[Task details] Below is a listing to transcribe in full and exactly; keep the pictures out.

Items listed in a dataset

□ □ □ □ □ □ □

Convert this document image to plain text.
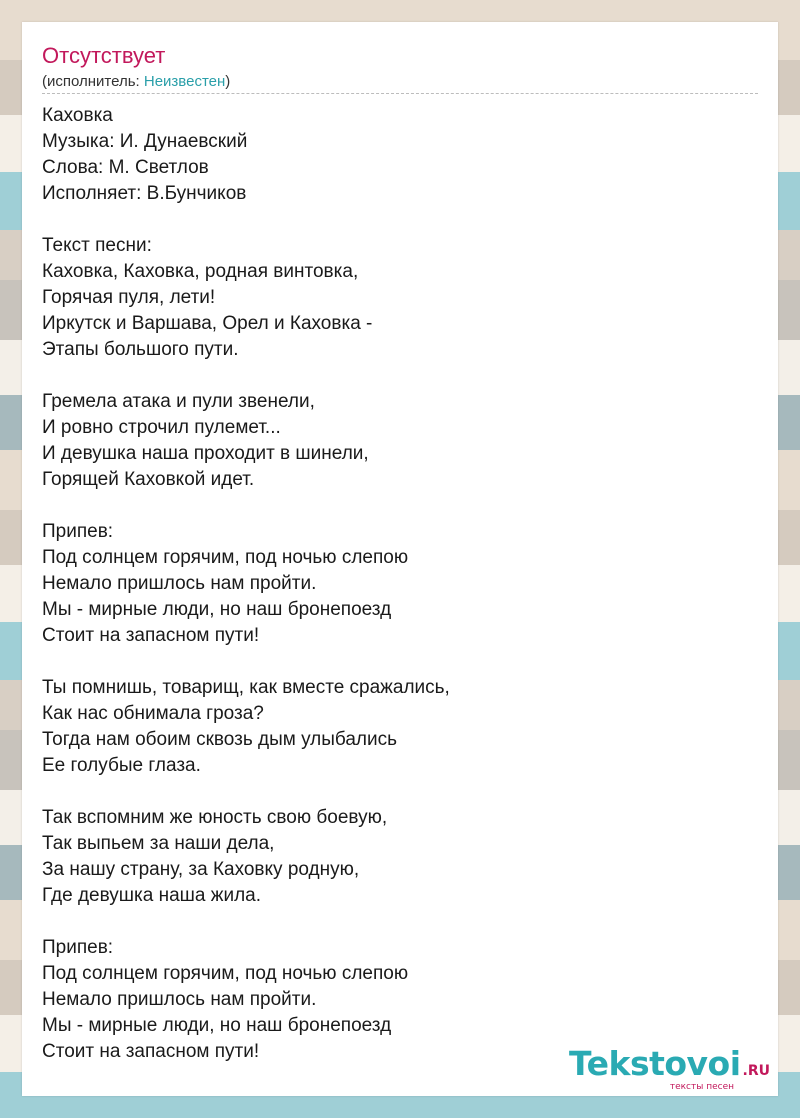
Отсутствует
(исполнитель: Неизвестен)
Каховка
Музыка: И. Дунаевский
Слова: М. Светлов
Исполняет: В.Бунчиков
Текст песни:
Каховка, Каховка, родная винтовка,
Горячая пуля, лети!
Иркутск и Варшава, Орел и Каховка -
Этапы большого пути.
Гремела атака и пули звенели,
И ровно строчил пулемет...
И девушка наша проходит в шинели,
Горящей Каховкой идет.
Припев:
Под солнцем горячим, под ночью слепою
Немало пришлось нам пройти.
Мы - мирные люди, но наш бронепоезд
Стоит на запасном пути!
Ты помнишь, товарищ, как вместе сражались,
Как нас обнимала гроза?
Тогда нам обоим сквозь дым улыбались
Ее голубые глаза.
Так вспомним же юность свою боевую,
Так выпьем за наши дела,
За нашу страну, за Каховку родную,
Где девушка наша жила.
Припев:
Под солнцем горячим, под ночью слепою
Немало пришлось нам пройти.
Мы - мирные люди, но наш бронепоезд
Стоит на запасном пути!	Tekstovoi .RU
тексты песен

□ □ □ □ □ □ □

[Task result]
Convert this document image to plain text.
Отсутствует
(исполнитель: Неизвестен)
Каховка
Музыка: И. Дунаевский
Слова: М. Светлов
Исполняет: В.Бунчиков
Текст песни:
Каховка, Каховка, родная винтовка,
Горячая пуля, лети!
Иркутск и Варшава, Орел и Каховка -
Этапы большого пути.
Гремела атака и пули звенели,
И ровно строчил пулемет...
И девушка наша проходит в шинели,
Горящей Каховкой идет.
Припев:
Под солнцем горячим, под ночью слепою
Немало пришлось нам пройти.
Мы - мирные люди, но наш бронепоезд
Стоит на запасном пути!
Ты помнишь, товарищ, как вместе сражались,
Как нас обнимала гроза?
Тогда нам обоим сквозь дым улыбались
Ее голубые глаза.
Так вспомним же юность свою боевую,
Так выпьем за наши дела,
За нашу страну, за Каховку родную,
Где девушка наша жила.
Припев:
Под солнцем горячим, под ночью слепою
Немало пришлось нам пройти.
Мы - мирные люди, но наш бронепоезд
Стоит на запасном пути!	Tekstovoi .RU
тексты песен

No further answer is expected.